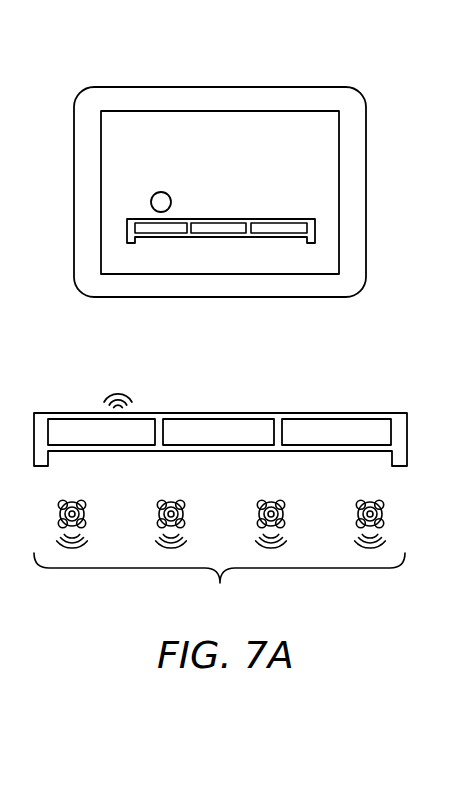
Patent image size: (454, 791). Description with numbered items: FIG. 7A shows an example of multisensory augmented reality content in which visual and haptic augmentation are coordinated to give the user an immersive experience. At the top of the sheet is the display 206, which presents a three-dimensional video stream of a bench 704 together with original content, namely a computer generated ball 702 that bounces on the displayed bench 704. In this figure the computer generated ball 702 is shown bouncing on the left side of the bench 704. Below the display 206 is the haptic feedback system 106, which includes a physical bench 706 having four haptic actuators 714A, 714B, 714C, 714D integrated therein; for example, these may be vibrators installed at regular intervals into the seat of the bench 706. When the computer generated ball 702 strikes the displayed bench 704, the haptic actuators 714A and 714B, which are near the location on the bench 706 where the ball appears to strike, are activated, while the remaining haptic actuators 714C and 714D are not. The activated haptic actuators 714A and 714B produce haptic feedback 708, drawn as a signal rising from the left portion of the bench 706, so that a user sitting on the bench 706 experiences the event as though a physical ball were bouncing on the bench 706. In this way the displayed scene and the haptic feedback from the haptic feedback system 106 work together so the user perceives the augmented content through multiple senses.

The display 206 is at (219, 85).
The computer generated ball 702 is at (163, 192).
The bench (3D video stream) 704 is at (220, 219).
The bench 706 is at (243, 412).
The haptic feedback 708 is at (118, 392).
The haptic actuator 714A is at (77, 500).
The haptic actuator 714B is at (176, 500).
The haptic actuator 714C is at (276, 500).
The haptic actuator 714D is at (375, 500).
The haptic feedback system 106 is at (219, 585).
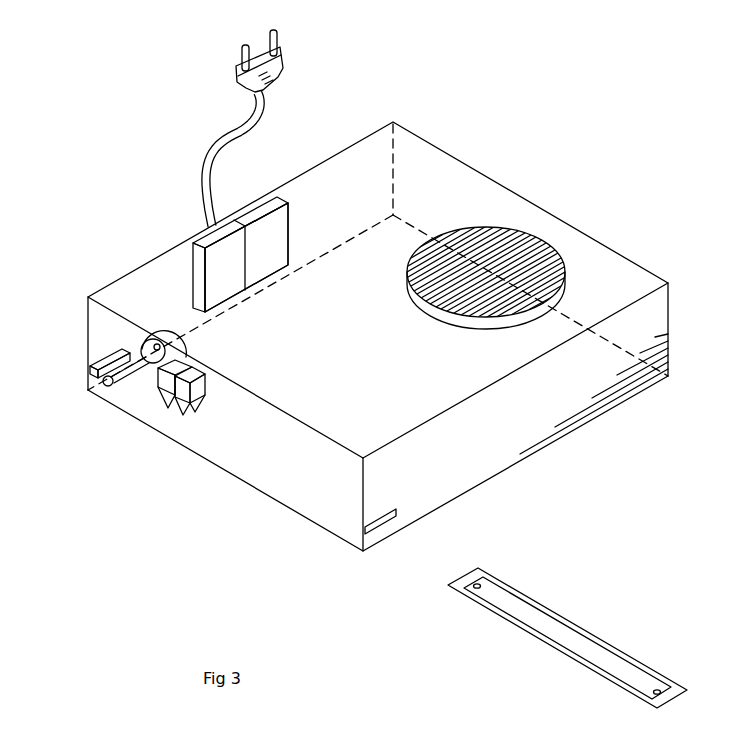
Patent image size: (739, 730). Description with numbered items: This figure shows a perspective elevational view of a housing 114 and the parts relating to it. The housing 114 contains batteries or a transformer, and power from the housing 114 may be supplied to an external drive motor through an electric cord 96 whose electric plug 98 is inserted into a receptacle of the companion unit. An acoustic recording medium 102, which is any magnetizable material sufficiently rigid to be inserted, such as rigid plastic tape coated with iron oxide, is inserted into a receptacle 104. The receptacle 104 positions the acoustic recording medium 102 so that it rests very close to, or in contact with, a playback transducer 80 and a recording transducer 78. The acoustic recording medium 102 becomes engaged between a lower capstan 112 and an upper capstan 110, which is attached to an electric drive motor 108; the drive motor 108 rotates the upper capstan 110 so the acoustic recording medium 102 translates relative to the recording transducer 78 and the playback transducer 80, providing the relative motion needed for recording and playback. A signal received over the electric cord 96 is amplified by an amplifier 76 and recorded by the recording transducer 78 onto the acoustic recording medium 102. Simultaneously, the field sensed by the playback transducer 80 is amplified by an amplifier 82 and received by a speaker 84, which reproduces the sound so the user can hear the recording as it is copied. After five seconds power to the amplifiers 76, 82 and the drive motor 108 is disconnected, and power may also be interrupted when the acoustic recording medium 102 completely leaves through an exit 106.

The electric signal amplifier 76 is at (289, 225).
The recording transducer 78 is at (194, 414).
The playback transducer 80 is at (157, 397).
The electric signal amplifier 82 is at (197, 270).
The acoustic speaker 84 is at (460, 225).
The electric cord 96 is at (207, 156).
The electric plug 98 is at (282, 78).
The acoustic recording medium 102 is at (550, 610).
The receptacle 104 is at (388, 524).
The exit 106 is at (93, 364).
The electric drive motor 108 is at (170, 329).
The upper capstan 110 is at (142, 344).
The lower capstan 112 is at (107, 387).
The housing 114 is at (586, 233).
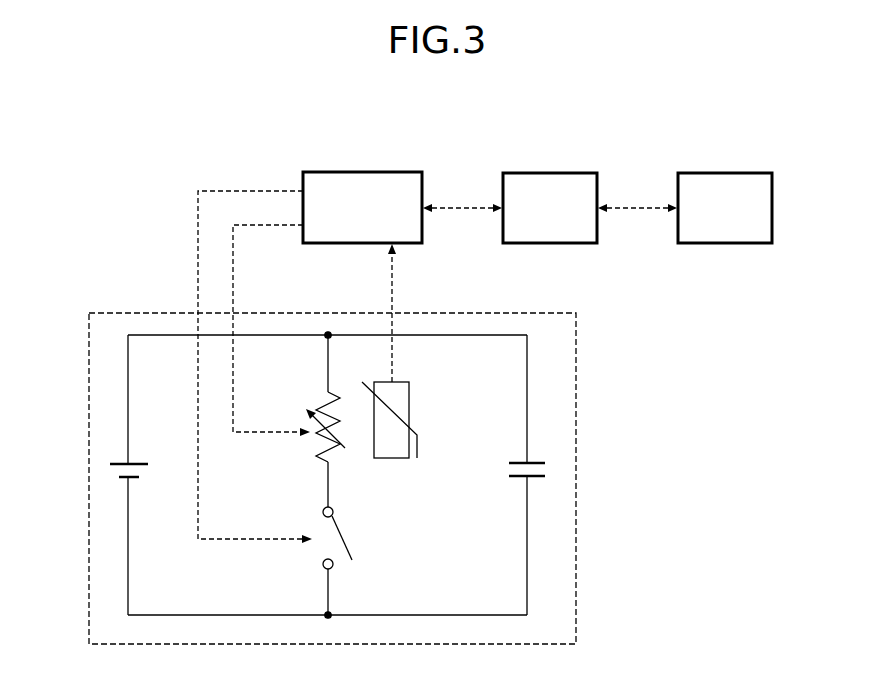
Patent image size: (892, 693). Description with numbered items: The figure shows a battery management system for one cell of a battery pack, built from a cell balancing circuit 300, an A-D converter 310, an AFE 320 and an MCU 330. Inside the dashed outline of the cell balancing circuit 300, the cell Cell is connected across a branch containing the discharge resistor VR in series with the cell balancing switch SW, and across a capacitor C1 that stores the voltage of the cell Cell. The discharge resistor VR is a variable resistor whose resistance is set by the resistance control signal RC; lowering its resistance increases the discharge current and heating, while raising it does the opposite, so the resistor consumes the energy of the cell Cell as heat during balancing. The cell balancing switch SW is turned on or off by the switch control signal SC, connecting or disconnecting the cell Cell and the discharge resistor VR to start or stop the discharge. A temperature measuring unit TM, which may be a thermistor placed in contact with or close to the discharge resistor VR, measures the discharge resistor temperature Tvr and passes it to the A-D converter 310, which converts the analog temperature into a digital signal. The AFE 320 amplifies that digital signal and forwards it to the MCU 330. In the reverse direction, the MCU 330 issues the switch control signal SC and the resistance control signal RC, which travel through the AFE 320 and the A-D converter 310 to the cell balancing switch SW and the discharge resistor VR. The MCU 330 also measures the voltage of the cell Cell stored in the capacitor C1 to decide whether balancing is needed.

The cell balancing circuit 300 is at (577, 405).
The A-D converter 310 is at (363, 172).
The AFE (analog front end) 320 is at (550, 173).
The MCU (microcontroller unit) 330 is at (726, 173).
The cell Cell is at (141, 475).
The capacitor C1 is at (511, 475).
The discharge resistor VR is at (315, 421).
The cell balancing switch SW is at (355, 561).
The temperature measuring unit TM is at (407, 420).
The switch control signal SC is at (239, 367).
The resistance control signal RC is at (271, 330).
The discharge resistor temperature Tvr is at (408, 313).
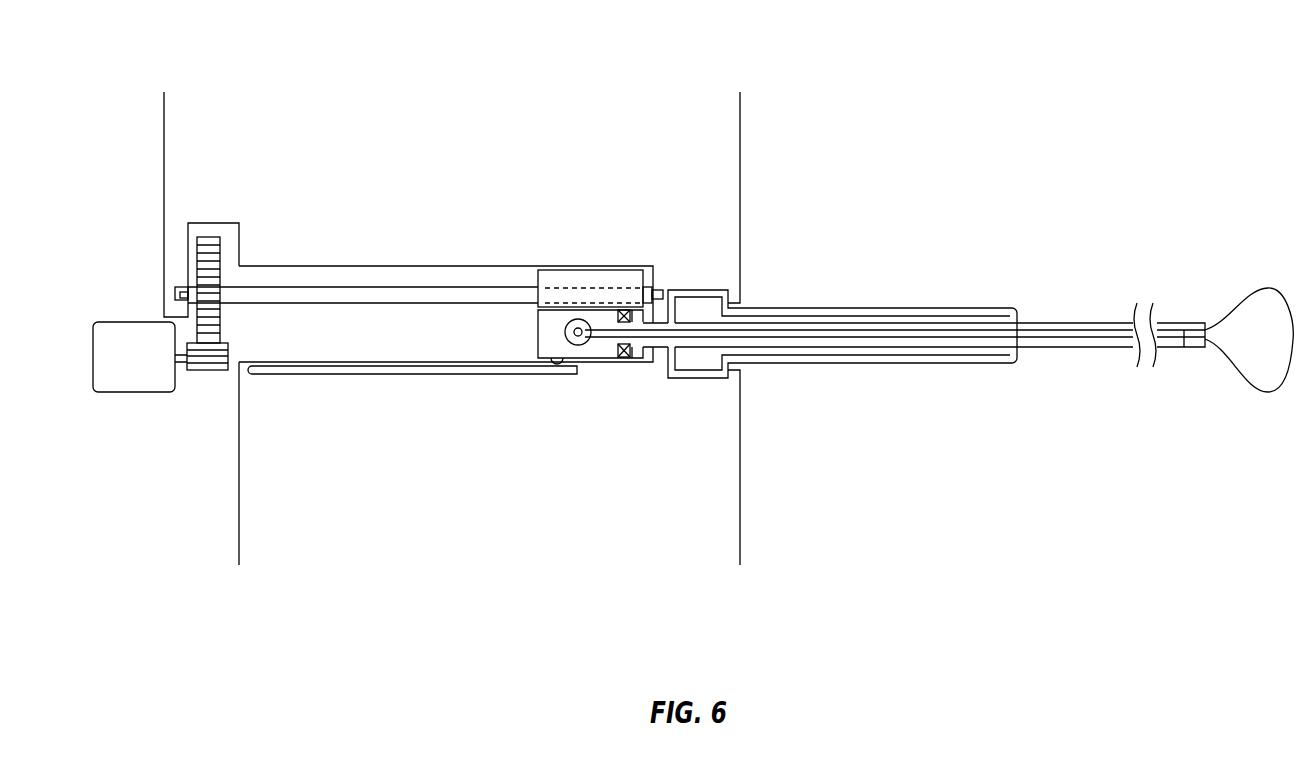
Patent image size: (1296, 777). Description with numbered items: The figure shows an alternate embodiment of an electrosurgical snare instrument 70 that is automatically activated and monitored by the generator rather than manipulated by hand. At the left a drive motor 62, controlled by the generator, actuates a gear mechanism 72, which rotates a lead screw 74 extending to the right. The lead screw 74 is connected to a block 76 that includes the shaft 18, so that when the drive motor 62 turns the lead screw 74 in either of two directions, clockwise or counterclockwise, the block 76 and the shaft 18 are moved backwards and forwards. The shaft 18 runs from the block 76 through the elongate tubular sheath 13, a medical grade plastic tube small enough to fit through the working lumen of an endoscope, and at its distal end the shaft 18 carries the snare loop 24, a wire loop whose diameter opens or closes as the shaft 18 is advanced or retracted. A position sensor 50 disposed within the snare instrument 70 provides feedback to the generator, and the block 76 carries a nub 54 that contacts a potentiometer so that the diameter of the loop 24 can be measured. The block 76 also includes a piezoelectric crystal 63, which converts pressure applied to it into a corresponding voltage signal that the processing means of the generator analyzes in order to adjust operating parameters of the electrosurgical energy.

The snare instrument 70 is at (477, 90).
The gear mechanism 72 is at (208, 237).
The lead screw 74 is at (417, 280).
The block 76 is at (590, 270).
The drive motor 62 is at (128, 322).
The position sensor 50 is at (388, 381).
The nub 54 is at (559, 364).
The piezoelectric crystal 63 is at (622, 358).
The shaft 18 is at (1078, 323).
The sheath 13 is at (1080, 364).
The snare loop 24 is at (1260, 282).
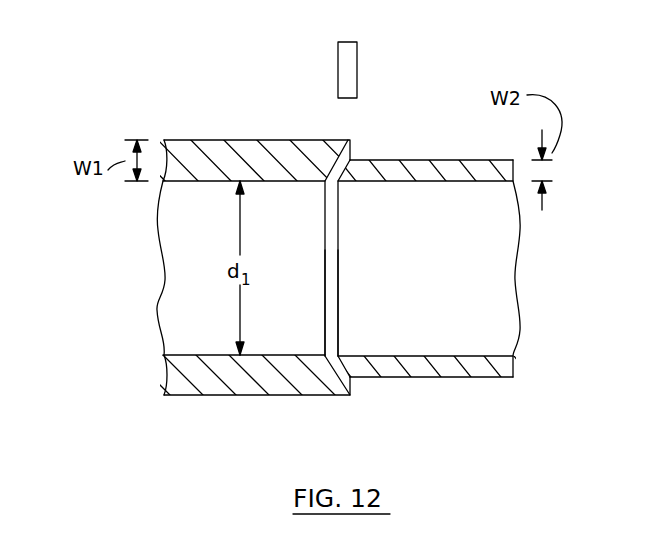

________________

- _Task brief_: Reproduce all of the lines above word for word, leaving out the pictures.

- _Reply to the task_:
Patent image size: (454, 791). Description with numbered items: FIG. 7A shows an example of multisensory augmented reality content in which visual and haptic augmentation are coordinated to give the user an immersive experience. At the top of the sheet is the display 206, which presents a three-dimensional video stream of a bench 704 together with original content, namely a computer generated ball 702 that bounces on the displayed bench 704. In this figure the computer generated ball 702 is shown bouncing on the left side of the bench 704. Below the display 206 is the haptic feedback system 106, which includes a physical bench 706 having four haptic actuators 714A, 714B, 714C, 714D integrated therein; for example, these may be vibrators installed at regular intervals into the seat of the bench 706. When the computer generated ball 702 strikes the displayed bench 704, the haptic actuators 714A and 714B, which are near the location on the bench 706 where the ball appears to strike, are activated, while the remaining haptic actuators 714C and 714D are not. The activated haptic actuators 714A and 714B produce haptic feedback 708, drawn as a signal rising from the left portion of the bench 706, so that a user sitting on the bench 706 experiences the event as though a physical ball were bouncing on the bench 706. In this way the displayed scene and the haptic feedback from the haptic feedback system 106 work together so the user perceives the augmented content through multiple senses.

The display 206 is at (219, 85).
The computer generated ball 702 is at (163, 192).
The bench (3D video stream) 704 is at (220, 219).
The bench 706 is at (243, 412).
The haptic feedback 708 is at (118, 392).
The haptic actuator 714A is at (77, 500).
The haptic actuator 714B is at (176, 500).
The haptic actuator 714C is at (276, 500).
The haptic actuator 714D is at (375, 500).
The haptic feedback system 106 is at (219, 585).
Patent image size: (739, 730). Description with numbered items: This figure shows a perspective elevational view of a housing 114 and the parts relating to it. The housing 114 contains batteries or a transformer, and power from the housing 114 may be supplied to an external drive motor through an electric cord 96 whose electric plug 98 is inserted into a receptacle of the companion unit. An acoustic recording medium 102, which is any magnetizable material sufficiently rigid to be inserted, such as rigid plastic tape coated with iron oxide, is inserted into a receptacle 104. The receptacle 104 positions the acoustic recording medium 102 so that it rests very close to, or in contact with, a playback transducer 80 and a recording transducer 78. The acoustic recording medium 102 becomes engaged between a lower capstan 112 and an upper capstan 110, which is attached to an electric drive motor 108; the drive motor 108 rotates the upper capstan 110 so the acoustic recording medium 102 translates relative to the recording transducer 78 and the playback transducer 80, providing the relative motion needed for recording and playback. A signal received over the electric cord 96 is amplified by an amplifier 76 and recorded by the recording transducer 78 onto the acoustic recording medium 102. Simultaneously, the field sensed by the playback transducer 80 is amplified by an amplifier 82 and received by a speaker 84, which reproduces the sound so the user can hear the recording as it is copied. After five seconds power to the amplifiers 76, 82 and the drive motor 108 is disconnected, and power may also be interrupted when the acoustic recording medium 102 completely leaves through an exit 106.

The electric signal amplifier 76 is at (289, 225).
The recording transducer 78 is at (194, 414).
The playback transducer 80 is at (157, 397).
The electric signal amplifier 82 is at (197, 270).
The acoustic speaker 84 is at (460, 225).
The electric cord 96 is at (207, 156).
The electric plug 98 is at (282, 78).
The acoustic recording medium 102 is at (550, 610).
The receptacle 104 is at (388, 524).
The exit 106 is at (93, 364).
The electric drive motor 108 is at (170, 329).
The upper capstan 110 is at (142, 344).
The lower capstan 112 is at (107, 387).
The housing 114 is at (586, 233).
Patent image size: (892, 693). Description with numbered items: The figure shows a battery management system for one cell of a battery pack, built from a cell balancing circuit 300, an A-D converter 310, an AFE 320 and an MCU 330. Inside the dashed outline of the cell balancing circuit 300, the cell Cell is connected across a branch containing the discharge resistor VR in series with the cell balancing switch SW, and across a capacitor C1 that stores the voltage of the cell Cell. The discharge resistor VR is a variable resistor whose resistance is set by the resistance control signal RC; lowering its resistance increases the discharge current and heating, while raising it does the opposite, so the resistor consumes the energy of the cell Cell as heat during balancing. The cell balancing switch SW is turned on or off by the switch control signal SC, connecting or disconnecting the cell Cell and the discharge resistor VR to start or stop the discharge. A temperature measuring unit TM, which may be a thermistor placed in contact with or close to the discharge resistor VR, measures the discharge resistor temperature Tvr and passes it to the A-D converter 310, which converts the analog temperature into a digital signal. The AFE 320 amplifies that digital signal and forwards it to the MCU 330. In the reverse direction, the MCU 330 issues the switch control signal SC and the resistance control signal RC, which travel through the AFE 320 and the A-D converter 310 to the cell balancing switch SW and the discharge resistor VR. The MCU 330 also measures the voltage of the cell Cell stored in the capacitor C1 to decide whether balancing is needed.

The cell balancing circuit 300 is at (577, 405).
The A-D converter 310 is at (363, 172).
The AFE (analog front end) 320 is at (550, 173).
The MCU (microcontroller unit) 330 is at (726, 173).
The cell Cell is at (141, 475).
The capacitor C1 is at (511, 475).
The discharge resistor VR is at (315, 421).
The cell balancing switch SW is at (355, 561).
The temperature measuring unit TM is at (407, 420).
The switch control signal SC is at (239, 367).
The resistance control signal RC is at (271, 330).
The discharge resistor temperature Tvr is at (408, 313).
Patent image size: (1296, 777). Description with numbered items: The figure shows an alternate embodiment of an electrosurgical snare instrument 70 that is automatically activated and monitored by the generator rather than manipulated by hand. At the left a drive motor 62, controlled by the generator, actuates a gear mechanism 72, which rotates a lead screw 74 extending to the right. The lead screw 74 is connected to a block 76 that includes the shaft 18, so that when the drive motor 62 turns the lead screw 74 in either of two directions, clockwise or counterclockwise, the block 76 and the shaft 18 are moved backwards and forwards. The shaft 18 runs from the block 76 through the elongate tubular sheath 13, a medical grade plastic tube small enough to fit through the working lumen of an endoscope, and at its distal end the shaft 18 carries the snare loop 24, a wire loop whose diameter opens or closes as the shaft 18 is advanced or retracted. A position sensor 50 disposed within the snare instrument 70 provides feedback to the generator, and the block 76 carries a nub 54 that contacts a potentiometer so that the diameter of the loop 24 can be measured. The block 76 also includes a piezoelectric crystal 63, which converts pressure applied to it into a corresponding voltage signal that the processing means of the generator analyzes in order to adjust operating parameters of the electrosurgical energy.

The snare instrument 70 is at (477, 90).
The gear mechanism 72 is at (208, 237).
The lead screw 74 is at (417, 280).
The block 76 is at (590, 270).
The drive motor 62 is at (128, 322).
The position sensor 50 is at (388, 381).
The nub 54 is at (559, 364).
The piezoelectric crystal 63 is at (622, 358).
The shaft 18 is at (1078, 323).
The sheath 13 is at (1080, 364).
The snare loop 24 is at (1260, 282).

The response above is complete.